» Structured figure records:
■ ■ ■ ■ ■ ■ ■
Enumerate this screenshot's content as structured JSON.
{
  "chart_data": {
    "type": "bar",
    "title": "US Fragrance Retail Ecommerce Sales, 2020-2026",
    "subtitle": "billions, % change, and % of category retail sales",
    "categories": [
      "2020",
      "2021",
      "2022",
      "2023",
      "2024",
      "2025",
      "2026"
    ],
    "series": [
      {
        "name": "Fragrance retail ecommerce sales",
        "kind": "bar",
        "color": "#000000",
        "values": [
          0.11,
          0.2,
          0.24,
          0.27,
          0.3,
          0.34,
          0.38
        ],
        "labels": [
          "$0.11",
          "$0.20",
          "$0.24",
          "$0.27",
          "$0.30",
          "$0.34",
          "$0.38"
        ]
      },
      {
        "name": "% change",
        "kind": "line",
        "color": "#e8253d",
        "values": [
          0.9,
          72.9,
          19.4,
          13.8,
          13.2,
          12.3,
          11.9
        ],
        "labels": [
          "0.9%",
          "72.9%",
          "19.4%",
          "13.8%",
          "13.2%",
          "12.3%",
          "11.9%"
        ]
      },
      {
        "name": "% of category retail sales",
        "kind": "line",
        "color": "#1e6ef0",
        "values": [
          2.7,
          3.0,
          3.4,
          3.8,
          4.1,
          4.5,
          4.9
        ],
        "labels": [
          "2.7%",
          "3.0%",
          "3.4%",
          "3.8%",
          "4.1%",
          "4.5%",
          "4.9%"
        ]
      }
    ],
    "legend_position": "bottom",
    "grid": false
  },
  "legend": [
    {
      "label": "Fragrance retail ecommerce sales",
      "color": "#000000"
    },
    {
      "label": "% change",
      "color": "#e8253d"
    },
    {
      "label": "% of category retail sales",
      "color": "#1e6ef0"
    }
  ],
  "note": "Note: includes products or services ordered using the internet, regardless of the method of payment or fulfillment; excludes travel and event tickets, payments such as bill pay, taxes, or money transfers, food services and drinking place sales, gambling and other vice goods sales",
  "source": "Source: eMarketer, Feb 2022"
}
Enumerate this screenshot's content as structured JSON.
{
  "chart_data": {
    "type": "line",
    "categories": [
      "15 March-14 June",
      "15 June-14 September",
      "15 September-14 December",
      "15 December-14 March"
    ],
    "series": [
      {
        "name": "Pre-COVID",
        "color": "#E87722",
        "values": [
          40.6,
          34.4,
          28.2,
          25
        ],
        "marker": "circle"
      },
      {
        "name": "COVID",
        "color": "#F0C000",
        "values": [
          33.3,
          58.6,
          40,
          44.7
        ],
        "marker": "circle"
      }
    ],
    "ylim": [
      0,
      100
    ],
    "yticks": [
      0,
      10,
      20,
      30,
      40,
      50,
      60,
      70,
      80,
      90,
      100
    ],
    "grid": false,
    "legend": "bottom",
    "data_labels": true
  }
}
■ ■ ■ ■ ■ ■ ■
» GIVEN PROBLEM:
Please output the entries above, every line exactly as it reads.

» EXPECTED ANSWER:
Enumerate this screenshot's content as structured JSON.
{
  "chart_data": {
    "type": "bar",
    "title": "US Fragrance Retail Ecommerce Sales, 2020-2026",
    "subtitle": "billions, % change, and % of category retail sales",
    "categories": [
      "2020",
      "2021",
      "2022",
      "2023",
      "2024",
      "2025",
      "2026"
    ],
    "series": [
      {
        "name": "Fragrance retail ecommerce sales",
        "kind": "bar",
        "color": "#000000",
        "values": [
          0.11,
          0.2,
          0.24,
          0.27,
          0.3,
          0.34,
          0.38
        ],
        "labels": [
          "$0.11",
          "$0.20",
          "$0.24",
          "$0.27",
          "$0.30",
          "$0.34",
          "$0.38"
        ]
      },
      {
        "name": "% change",
        "kind": "line",
        "color": "#e8253d",
        "values": [
          0.9,
          72.9,
          19.4,
          13.8,
          13.2,
          12.3,
          11.9
        ],
        "labels": [
          "0.9%",
          "72.9%",
          "19.4%",
          "13.8%",
          "13.2%",
          "12.3%",
          "11.9%"
        ]
      },
      {
        "name": "% of category retail sales",
        "kind": "line",
        "color": "#1e6ef0",
        "values": [
          2.7,
          3.0,
          3.4,
          3.8,
          4.1,
          4.5,
          4.9
        ],
        "labels": [
          "2.7%",
          "3.0%",
          "3.4%",
          "3.8%",
          "4.1%",
          "4.5%",
          "4.9%"
        ]
      }
    ],
    "legend_position": "bottom",
    "grid": false
  },
  "legend": [
    {
      "label": "Fragrance retail ecommerce sales",
      "color": "#000000"
    },
    {
      "label": "% change",
      "color": "#e8253d"
    },
    {
      "label": "% of category retail sales",
      "color": "#1e6ef0"
    }
  ],
  "note": "Note: includes products or services ordered using the internet, regardless of the method of payment or fulfillment; excludes travel and event tickets, payments such as bill pay, taxes, or money transfers, food services and drinking place sales, gambling and other vice goods sales",
  "source": "Source: eMarketer, Feb 2022"
}
Enumerate this screenshot's content as structured JSON.
{
  "chart_data": {
    "type": "line",
    "categories": [
      "15 March-14 June",
      "15 June-14 September",
      "15 September-14 December",
      "15 December-14 March"
    ],
    "series": [
      {
        "name": "Pre-COVID",
        "color": "#E87722",
        "values": [
          40.6,
          34.4,
          28.2,
          25
        ],
        "marker": "circle"
      },
      {
        "name": "COVID",
        "color": "#F0C000",
        "values": [
          33.3,
          58.6,
          40,
          44.7
        ],
        "marker": "circle"
      }
    ],
    "ylim": [
      0,
      100
    ],
    "yticks": [
      0,
      10,
      20,
      30,
      40,
      50,
      60,
      70,
      80,
      90,
      100
    ],
    "grid": false,
    "legend": "bottom",
    "data_labels": true
  }
}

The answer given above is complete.